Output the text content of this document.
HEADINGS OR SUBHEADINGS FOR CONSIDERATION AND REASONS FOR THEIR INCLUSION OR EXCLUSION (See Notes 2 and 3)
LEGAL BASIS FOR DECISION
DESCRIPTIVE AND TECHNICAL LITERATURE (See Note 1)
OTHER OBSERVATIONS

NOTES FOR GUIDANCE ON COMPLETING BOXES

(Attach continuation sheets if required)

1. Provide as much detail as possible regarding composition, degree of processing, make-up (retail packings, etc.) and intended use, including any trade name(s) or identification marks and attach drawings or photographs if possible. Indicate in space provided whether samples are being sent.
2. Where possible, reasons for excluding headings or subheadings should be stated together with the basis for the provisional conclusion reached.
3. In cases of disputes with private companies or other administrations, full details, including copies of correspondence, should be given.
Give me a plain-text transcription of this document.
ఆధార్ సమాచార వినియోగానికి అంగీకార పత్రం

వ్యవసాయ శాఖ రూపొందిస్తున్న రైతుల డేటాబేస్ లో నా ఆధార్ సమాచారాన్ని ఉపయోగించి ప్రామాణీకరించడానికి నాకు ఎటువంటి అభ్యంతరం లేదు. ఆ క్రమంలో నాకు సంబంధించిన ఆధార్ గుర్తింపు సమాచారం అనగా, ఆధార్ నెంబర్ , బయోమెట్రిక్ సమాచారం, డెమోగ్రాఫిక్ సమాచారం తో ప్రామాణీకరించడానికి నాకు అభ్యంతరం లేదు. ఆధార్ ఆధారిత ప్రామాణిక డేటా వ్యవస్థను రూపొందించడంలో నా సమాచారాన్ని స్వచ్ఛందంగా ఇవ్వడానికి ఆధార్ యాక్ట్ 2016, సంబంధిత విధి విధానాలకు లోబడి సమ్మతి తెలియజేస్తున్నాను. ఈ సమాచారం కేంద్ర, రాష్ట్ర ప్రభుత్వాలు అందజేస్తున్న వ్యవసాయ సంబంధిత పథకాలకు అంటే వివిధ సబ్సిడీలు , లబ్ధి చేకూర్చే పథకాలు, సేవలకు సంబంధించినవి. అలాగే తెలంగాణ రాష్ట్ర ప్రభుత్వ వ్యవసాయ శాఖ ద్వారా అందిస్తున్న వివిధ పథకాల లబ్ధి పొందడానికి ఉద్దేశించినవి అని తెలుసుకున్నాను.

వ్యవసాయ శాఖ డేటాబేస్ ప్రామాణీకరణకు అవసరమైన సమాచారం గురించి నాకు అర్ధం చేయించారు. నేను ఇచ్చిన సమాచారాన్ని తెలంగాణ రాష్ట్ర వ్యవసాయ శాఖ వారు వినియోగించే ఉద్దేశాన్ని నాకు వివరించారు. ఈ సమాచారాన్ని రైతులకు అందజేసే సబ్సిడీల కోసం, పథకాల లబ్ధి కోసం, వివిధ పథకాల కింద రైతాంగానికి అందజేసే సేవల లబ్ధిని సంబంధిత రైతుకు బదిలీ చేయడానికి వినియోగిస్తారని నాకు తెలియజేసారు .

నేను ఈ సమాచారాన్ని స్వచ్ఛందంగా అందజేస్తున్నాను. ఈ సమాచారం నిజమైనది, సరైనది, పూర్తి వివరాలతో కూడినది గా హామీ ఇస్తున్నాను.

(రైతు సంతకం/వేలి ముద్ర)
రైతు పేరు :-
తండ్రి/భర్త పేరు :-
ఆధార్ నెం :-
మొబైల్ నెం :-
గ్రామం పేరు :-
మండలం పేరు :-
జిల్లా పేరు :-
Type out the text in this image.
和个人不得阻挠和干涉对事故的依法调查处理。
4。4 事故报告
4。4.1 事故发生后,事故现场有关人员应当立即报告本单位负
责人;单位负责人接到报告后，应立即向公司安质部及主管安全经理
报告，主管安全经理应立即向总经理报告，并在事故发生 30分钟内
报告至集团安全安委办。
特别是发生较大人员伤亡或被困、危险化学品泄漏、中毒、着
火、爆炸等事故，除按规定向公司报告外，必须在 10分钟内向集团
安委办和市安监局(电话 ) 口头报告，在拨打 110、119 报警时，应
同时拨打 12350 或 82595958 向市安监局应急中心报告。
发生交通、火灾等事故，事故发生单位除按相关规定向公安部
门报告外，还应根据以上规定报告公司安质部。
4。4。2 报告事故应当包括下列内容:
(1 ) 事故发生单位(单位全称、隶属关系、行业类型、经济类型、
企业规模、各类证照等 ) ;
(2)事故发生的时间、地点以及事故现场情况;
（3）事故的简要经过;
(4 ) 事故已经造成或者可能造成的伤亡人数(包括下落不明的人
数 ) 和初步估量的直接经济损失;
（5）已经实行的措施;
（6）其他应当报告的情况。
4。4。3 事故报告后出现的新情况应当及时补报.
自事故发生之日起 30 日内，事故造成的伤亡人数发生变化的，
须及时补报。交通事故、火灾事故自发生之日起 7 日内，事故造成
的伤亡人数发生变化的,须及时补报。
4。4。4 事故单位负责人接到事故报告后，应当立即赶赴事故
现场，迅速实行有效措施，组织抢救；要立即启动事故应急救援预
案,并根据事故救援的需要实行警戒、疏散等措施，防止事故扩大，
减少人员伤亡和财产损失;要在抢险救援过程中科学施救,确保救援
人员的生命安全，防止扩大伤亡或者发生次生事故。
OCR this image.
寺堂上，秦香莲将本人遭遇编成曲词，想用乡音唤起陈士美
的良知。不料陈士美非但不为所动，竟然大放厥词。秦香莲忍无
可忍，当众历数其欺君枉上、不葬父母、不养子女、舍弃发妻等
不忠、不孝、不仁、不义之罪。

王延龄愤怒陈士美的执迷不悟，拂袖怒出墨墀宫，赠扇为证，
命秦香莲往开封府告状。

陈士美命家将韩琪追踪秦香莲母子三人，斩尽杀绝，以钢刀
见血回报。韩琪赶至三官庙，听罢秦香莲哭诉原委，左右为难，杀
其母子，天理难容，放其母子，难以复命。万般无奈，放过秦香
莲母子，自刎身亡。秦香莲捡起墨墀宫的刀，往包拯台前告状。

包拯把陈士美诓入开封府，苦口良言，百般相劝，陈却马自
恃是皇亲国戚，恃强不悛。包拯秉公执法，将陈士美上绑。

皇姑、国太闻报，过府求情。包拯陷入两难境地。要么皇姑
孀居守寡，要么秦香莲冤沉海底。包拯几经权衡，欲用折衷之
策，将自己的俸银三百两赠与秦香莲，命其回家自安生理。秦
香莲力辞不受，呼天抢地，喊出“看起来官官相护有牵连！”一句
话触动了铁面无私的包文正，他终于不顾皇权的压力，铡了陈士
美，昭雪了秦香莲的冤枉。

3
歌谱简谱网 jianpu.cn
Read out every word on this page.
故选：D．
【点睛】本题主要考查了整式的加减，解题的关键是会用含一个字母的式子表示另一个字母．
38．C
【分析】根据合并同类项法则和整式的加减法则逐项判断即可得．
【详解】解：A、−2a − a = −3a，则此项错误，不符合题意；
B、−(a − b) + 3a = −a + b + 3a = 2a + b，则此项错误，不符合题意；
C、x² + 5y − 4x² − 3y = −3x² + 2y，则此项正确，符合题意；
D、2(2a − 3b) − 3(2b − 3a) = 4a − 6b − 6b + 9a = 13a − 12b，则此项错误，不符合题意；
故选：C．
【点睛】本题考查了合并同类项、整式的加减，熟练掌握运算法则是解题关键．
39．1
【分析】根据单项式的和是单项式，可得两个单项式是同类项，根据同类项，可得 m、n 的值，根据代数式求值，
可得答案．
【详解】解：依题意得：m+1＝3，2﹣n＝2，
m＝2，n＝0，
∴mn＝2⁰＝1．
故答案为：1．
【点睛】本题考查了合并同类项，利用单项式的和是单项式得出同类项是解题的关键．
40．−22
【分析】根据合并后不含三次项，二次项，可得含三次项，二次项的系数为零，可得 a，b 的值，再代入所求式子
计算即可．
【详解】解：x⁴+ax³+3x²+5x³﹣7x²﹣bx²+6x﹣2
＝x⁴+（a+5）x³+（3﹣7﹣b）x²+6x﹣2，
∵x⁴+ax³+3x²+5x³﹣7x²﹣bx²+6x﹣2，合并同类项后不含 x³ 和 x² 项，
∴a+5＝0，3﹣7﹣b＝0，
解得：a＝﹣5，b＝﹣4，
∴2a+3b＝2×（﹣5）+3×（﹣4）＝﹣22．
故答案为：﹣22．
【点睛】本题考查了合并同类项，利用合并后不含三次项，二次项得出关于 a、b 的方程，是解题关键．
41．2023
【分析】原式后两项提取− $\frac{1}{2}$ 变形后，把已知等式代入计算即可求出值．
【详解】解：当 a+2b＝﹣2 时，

□ □ □

◆ Direction ◆
Repeat exactly, and only, the lines from the one containing "Read out every word on this page." through the end of the material.

◆ Answer to this problem ◆
Read out every word on this page.
故选：D．
【点睛】本题主要考查了整式的加减，解题的关键是会用含一个字母的式子表示另一个字母．
38．C
【分析】根据合并同类项法则和整式的加减法则逐项判断即可得．
【详解】解：A、−2a − a = −3a，则此项错误，不符合题意；
B、−(a − b) + 3a = −a + b + 3a = 2a + b，则此项错误，不符合题意；
C、x² + 5y − 4x² − 3y = −3x² + 2y，则此项正确，符合题意；
D、2(2a − 3b) − 3(2b − 3a) = 4a − 6b − 6b + 9a = 13a − 12b，则此项错误，不符合题意；
故选：C．
【点睛】本题考查了合并同类项、整式的加减，熟练掌握运算法则是解题关键．
39．1
【分析】根据单项式的和是单项式，可得两个单项式是同类项，根据同类项，可得 m、n 的值，根据代数式求值，
可得答案．
【详解】解：依题意得：m+1＝3，2﹣n＝2，
m＝2，n＝0，
∴mn＝2⁰＝1．
故答案为：1．
【点睛】本题考查了合并同类项，利用单项式的和是单项式得出同类项是解题的关键．
40．−22
【分析】根据合并后不含三次项，二次项，可得含三次项，二次项的系数为零，可得 a，b 的值，再代入所求式子
计算即可．
【详解】解：x⁴+ax³+3x²+5x³﹣7x²﹣bx²+6x﹣2
＝x⁴+（a+5）x³+（3﹣7﹣b）x²+6x﹣2，
∵x⁴+ax³+3x²+5x³﹣7x²﹣bx²+6x﹣2，合并同类项后不含 x³ 和 x² 项，
∴a+5＝0，3﹣7﹣b＝0，
解得：a＝﹣5，b＝﹣4，
∴2a+3b＝2×（﹣5）+3×（﹣4）＝﹣22．
故答案为：﹣22．
【点睛】本题考查了合并同类项，利用合并后不含三次项，二次项得出关于 a、b 的方程，是解题关键．
41．2023
【分析】原式后两项提取− $\frac{1}{2}$ 变形后，把已知等式代入计算即可求出值．
【详解】解：当 a+2b＝﹣2 时，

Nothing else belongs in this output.